-- OBJECTIVE --
Copy out all lines where "arrow" appears.

-- AVAILABLE DATA --
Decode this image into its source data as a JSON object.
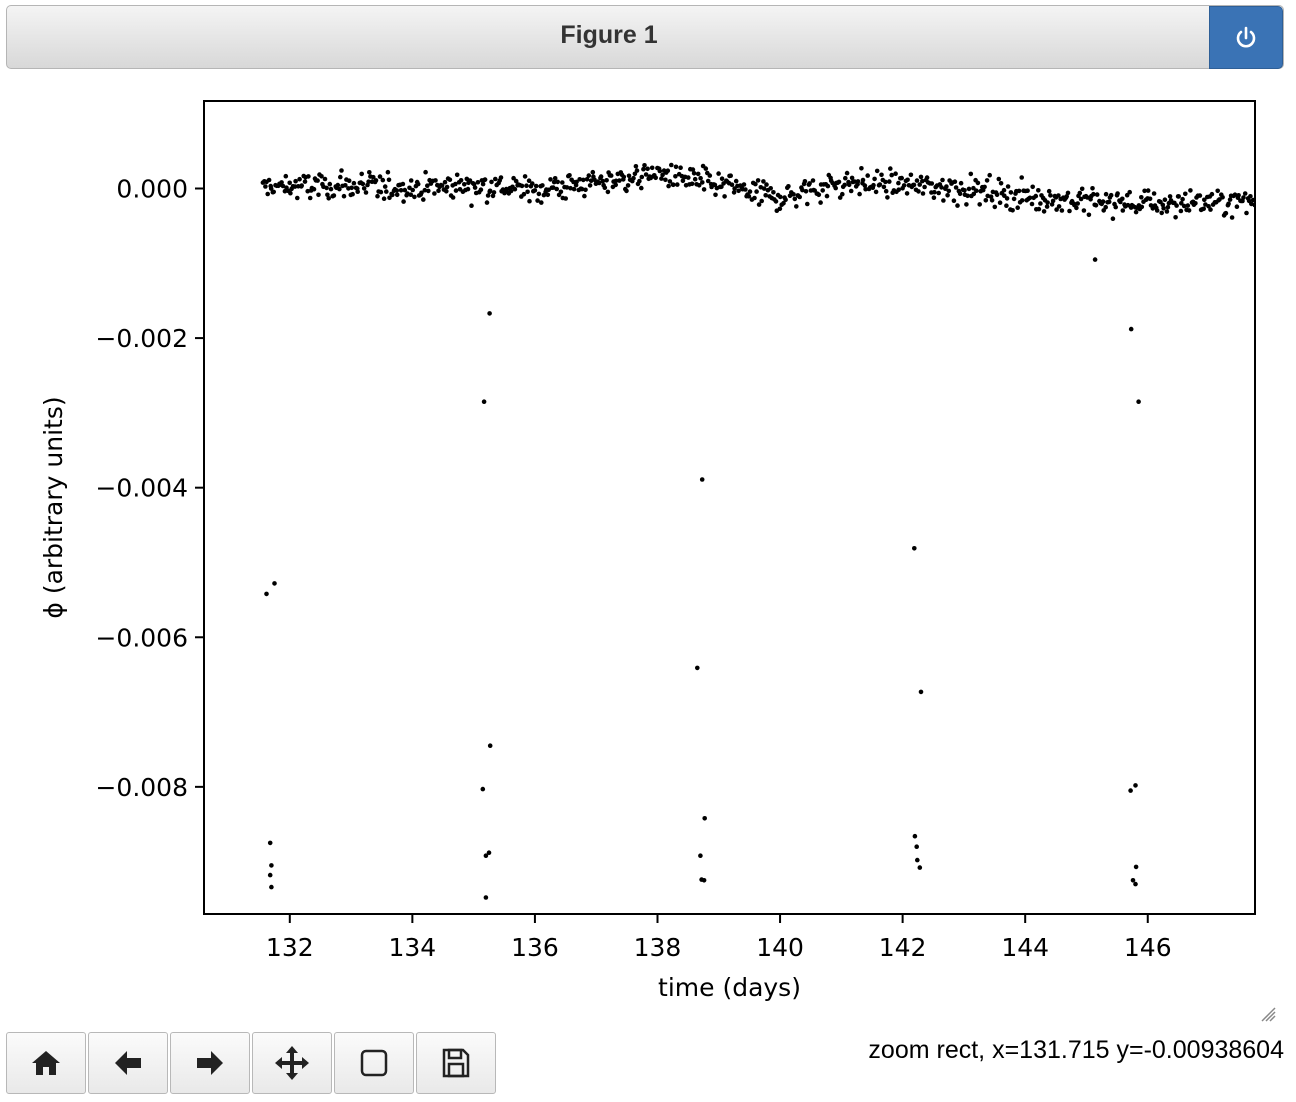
{
  "window": {
    "title": "Figure 1"
  },
  "toolbar": {
    "buttons": [
      {
        "name": "home",
        "icon": "home-icon"
      },
      {
        "name": "back",
        "icon": "arrow-left-icon"
      },
      {
        "name": "forward",
        "icon": "arrow-right-icon"
      },
      {
        "name": "pan",
        "icon": "move-icon"
      },
      {
        "name": "zoom",
        "icon": "square-icon"
      },
      {
        "name": "save",
        "icon": "floppy-icon"
      }
    ]
  },
  "status": {
    "text": "zoom rect, x=131.715 y=-0.00938604"
  },
  "chart_data": {
    "type": "scatter",
    "xlabel": "time (days)",
    "ylabel": "ϕ (arbitrary units)",
    "xlim": [
      130.6,
      147.75
    ],
    "ylim": [
      -0.0097,
      0.00117
    ],
    "xticks": [
      132,
      134,
      136,
      138,
      140,
      142,
      144,
      146
    ],
    "xtick_labels": [
      "132",
      "134",
      "136",
      "138",
      "140",
      "142",
      "144",
      "146"
    ],
    "yticks": [
      0.0,
      -0.002,
      -0.004,
      -0.006,
      -0.008
    ],
    "ytick_labels": [
      "0.000",
      "−0.002",
      "−0.004",
      "−0.006",
      "−0.008"
    ],
    "marker_color": "#000000",
    "outlier_points": [
      [
        131.62,
        -0.00542
      ],
      [
        131.75,
        -0.00528
      ],
      [
        131.68,
        -0.00875
      ],
      [
        131.7,
        -0.00905
      ],
      [
        131.68,
        -0.00918
      ],
      [
        131.7,
        -0.00934
      ],
      [
        135.17,
        -0.00285
      ],
      [
        135.26,
        -0.00167
      ],
      [
        135.27,
        -0.00745
      ],
      [
        135.15,
        -0.00803
      ],
      [
        135.2,
        -0.00892
      ],
      [
        135.25,
        -0.00888
      ],
      [
        135.2,
        -0.00948
      ],
      [
        138.73,
        -0.00389
      ],
      [
        138.65,
        -0.00641
      ],
      [
        138.77,
        -0.00842
      ],
      [
        138.7,
        -0.00892
      ],
      [
        138.72,
        -0.00924
      ],
      [
        138.76,
        -0.00925
      ],
      [
        142.19,
        -0.00481
      ],
      [
        142.3,
        -0.00673
      ],
      [
        142.2,
        -0.00866
      ],
      [
        142.23,
        -0.0088
      ],
      [
        142.24,
        -0.00898
      ],
      [
        142.28,
        -0.00908
      ],
      [
        145.73,
        -0.00188
      ],
      [
        145.85,
        -0.00285
      ],
      [
        145.72,
        -0.00805
      ],
      [
        145.8,
        -0.00798
      ],
      [
        145.81,
        -0.00907
      ],
      [
        145.76,
        -0.00925
      ],
      [
        145.8,
        -0.0093
      ],
      [
        145.14,
        -0.00095
      ]
    ],
    "cluster": {
      "x_start": 131.55,
      "x_end": 147.75,
      "count": 780,
      "description_points": "dense band of points around 0.000 with spread about ±0.0004",
      "level_profile": [
        [
          131.6,
          2e-05
        ],
        [
          133.0,
          3e-05
        ],
        [
          134.0,
          1e-05
        ],
        [
          135.0,
          5e-05
        ],
        [
          136.0,
          -2e-05
        ],
        [
          137.0,
          8e-05
        ],
        [
          138.0,
          0.0002
        ],
        [
          139.0,
          5e-05
        ],
        [
          140.0,
          -0.00012
        ],
        [
          141.0,
          8e-05
        ],
        [
          142.0,
          5e-05
        ],
        [
          143.0,
          0.0
        ],
        [
          144.0,
          -0.0001
        ],
        [
          145.0,
          -0.00018
        ],
        [
          146.0,
          -0.0002
        ],
        [
          147.7,
          -0.00018
        ]
      ],
      "spread": 0.00018
    }
  }
}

-- WRITTEN SOLUTION --
        "icon": "arrow-left-icon"
        "icon": "arrow-right-icon"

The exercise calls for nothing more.